→ **Page excerpt**:
::::::::::
Not long after, Graham Police Sgt. R.S. King arrived and demanded she move or be arrested, according to a News & Observer report.

The protester placed the sign on her windshield and leaned against the hood of her vehicle, which failed to satisfy King. When he returned about 15 minutes later, he told the protester to put the sign in her car, or she would be arrested. 

“I know what you’re doing and you know what you’re doing,” said King. “If you want a court date, I’ll be glad to abide by it. That’s your second warning. When I come back, the third one will be ‘failure to disperse’ and then anybody standing out here (is) going to get [arrested].”

The protester lingered a while longer but left before King returned for a third time. 

Resisting calls for change

In the wake of the killing of George Floyd at the hands of Minneapolis police, protests have erupted across the country calling for an end to police violence and racial injustice. As a result, many places have removed Confederate monuments from public spaces, noting that they glorify the Confederacy, a rogue nation formed to preserve slavery, and were erected decades after the Civil War during the Jim Crow era to intimidate Black people. 

But Graham and Alamance County are having none of that kind of soul searching. Instead, they have taken stiff measures to protect its Confederate monument and stifle dissent. 

Graham declared a state of emergency and enacted curfews after protests began. Alamance County Sheriff Terry Johnson, no stranger to controversy over racial issues, took to Facebook to announce that protest permits would not be granted for the foreseeable future. He added that anyone who attempts to protest without a permit will be arrested.
::::::::::
[Bounding box annotations]
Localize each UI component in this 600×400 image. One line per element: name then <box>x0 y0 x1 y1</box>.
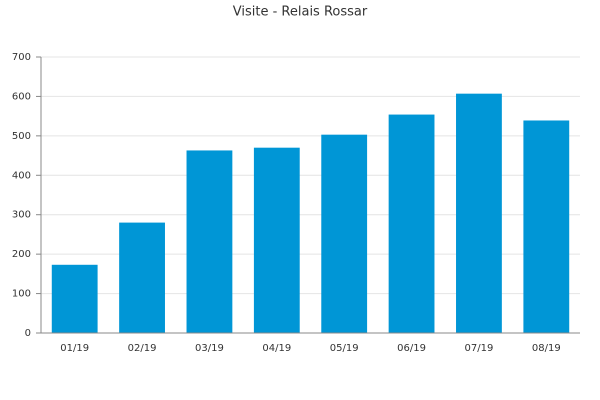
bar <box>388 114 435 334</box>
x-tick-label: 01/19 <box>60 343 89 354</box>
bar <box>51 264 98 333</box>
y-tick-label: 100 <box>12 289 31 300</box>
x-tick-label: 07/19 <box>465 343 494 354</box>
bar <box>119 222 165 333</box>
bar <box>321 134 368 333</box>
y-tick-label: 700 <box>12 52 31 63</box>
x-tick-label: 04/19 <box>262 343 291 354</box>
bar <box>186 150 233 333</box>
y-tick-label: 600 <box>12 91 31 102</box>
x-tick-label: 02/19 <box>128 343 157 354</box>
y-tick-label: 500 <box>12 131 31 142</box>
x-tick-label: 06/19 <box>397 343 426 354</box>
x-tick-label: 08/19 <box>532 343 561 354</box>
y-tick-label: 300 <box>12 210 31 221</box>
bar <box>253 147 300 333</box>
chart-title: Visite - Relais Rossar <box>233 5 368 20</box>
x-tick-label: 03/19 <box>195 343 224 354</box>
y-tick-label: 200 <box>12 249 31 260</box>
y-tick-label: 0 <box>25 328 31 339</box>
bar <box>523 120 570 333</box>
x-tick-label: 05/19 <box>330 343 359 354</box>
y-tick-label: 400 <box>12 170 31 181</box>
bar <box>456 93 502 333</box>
::::::::::
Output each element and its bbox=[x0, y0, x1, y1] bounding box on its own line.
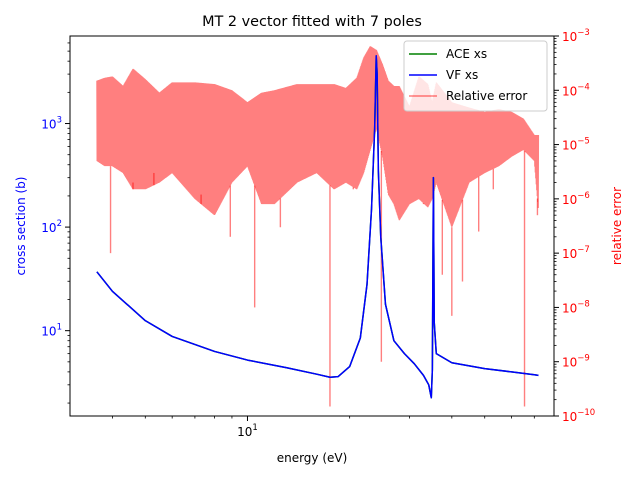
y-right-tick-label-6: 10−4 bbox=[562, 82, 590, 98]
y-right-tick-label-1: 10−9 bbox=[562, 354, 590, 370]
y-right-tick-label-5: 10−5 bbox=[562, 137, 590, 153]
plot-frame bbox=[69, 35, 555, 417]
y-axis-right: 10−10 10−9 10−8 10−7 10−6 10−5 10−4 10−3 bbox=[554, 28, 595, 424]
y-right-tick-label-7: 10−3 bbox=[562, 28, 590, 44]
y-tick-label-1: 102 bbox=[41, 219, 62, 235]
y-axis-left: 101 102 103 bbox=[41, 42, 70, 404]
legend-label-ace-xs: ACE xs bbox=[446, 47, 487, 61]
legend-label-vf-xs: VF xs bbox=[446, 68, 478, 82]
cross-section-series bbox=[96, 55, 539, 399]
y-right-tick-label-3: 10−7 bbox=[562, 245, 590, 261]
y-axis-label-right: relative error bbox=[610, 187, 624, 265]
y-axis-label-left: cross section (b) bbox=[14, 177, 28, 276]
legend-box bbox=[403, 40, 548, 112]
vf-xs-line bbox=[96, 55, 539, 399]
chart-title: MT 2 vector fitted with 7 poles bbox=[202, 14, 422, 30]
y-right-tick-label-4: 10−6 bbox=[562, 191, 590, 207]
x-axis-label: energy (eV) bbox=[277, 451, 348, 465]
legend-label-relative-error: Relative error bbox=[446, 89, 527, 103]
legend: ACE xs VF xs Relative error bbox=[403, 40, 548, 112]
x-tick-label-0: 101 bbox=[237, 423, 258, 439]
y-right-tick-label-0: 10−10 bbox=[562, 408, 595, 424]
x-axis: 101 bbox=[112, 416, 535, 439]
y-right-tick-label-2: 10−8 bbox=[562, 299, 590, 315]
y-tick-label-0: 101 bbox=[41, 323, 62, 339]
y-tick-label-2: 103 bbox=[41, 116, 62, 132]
::::::::::
→ **Things to do**:
a) Copy the passage of the news excerpt between "Resisting calls for" and "intimidate Black people.", inclusive.
b) Rewrite only the rows between the lines holding "y-right-tick-label-6: 10−4 bbox=[562, 82, 590, 98]" and "x-tick-label-0: 101 bbox=[237, 423, 258, 439]", inclusive, with "plot-frame" replaced by "plot-area" and everything else left unchanged.
The news excerpt and the rows have no connection to each other.

→ **Solutions to the problems**:
a)
Resisting calls for change

In the wake of the killing of George Floyd at the hands of Minneapolis police, protests have erupted across the country calling for an end to police violence and racial injustice. As a result, many places have removed Confederate monuments from public spaces, noting that they glorify the Confederacy, a rogue nation formed to preserve slavery, and were erected decades after the Civil War during the Jim Crow era to intimidate Black people.

b)
y-right-tick-label-6: 10−4 bbox=[562, 82, 590, 98]
y-right-tick-label-1: 10−9 bbox=[562, 354, 590, 370]
y-right-tick-label-5: 10−5 bbox=[562, 137, 590, 153]
plot-area bbox=[69, 35, 555, 417]
y-axis-right: 10−10 10−9 10−8 10−7 10−6 10−5 10−4 10−3 bbox=[554, 28, 595, 424]
y-right-tick-label-7: 10−3 bbox=[562, 28, 590, 44]
y-tick-label-1: 102 bbox=[41, 219, 62, 235]
y-axis-left: 101 102 103 bbox=[41, 42, 70, 404]
legend-label-ace-xs: ACE xs bbox=[446, 47, 487, 61]
legend-label-vf-xs: VF xs bbox=[446, 68, 478, 82]
cross-section-series bbox=[96, 55, 539, 399]
y-right-tick-label-3: 10−7 bbox=[562, 245, 590, 261]
y-axis-label-right: relative error bbox=[610, 187, 624, 265]
y-axis-label-left: cross section (b) bbox=[14, 177, 28, 276]
legend-box bbox=[403, 40, 548, 112]
vf-xs-line bbox=[96, 55, 539, 399]
chart-title: MT 2 vector fitted with 7 poles bbox=[202, 14, 422, 30]
y-right-tick-label-4: 10−6 bbox=[562, 191, 590, 207]
x-axis-label: energy (eV) bbox=[277, 451, 348, 465]
legend-label-relative-error: Relative error bbox=[446, 89, 527, 103]
legend: ACE xs VF xs Relative error bbox=[403, 40, 548, 112]
x-tick-label-0: 101 bbox=[237, 423, 258, 439]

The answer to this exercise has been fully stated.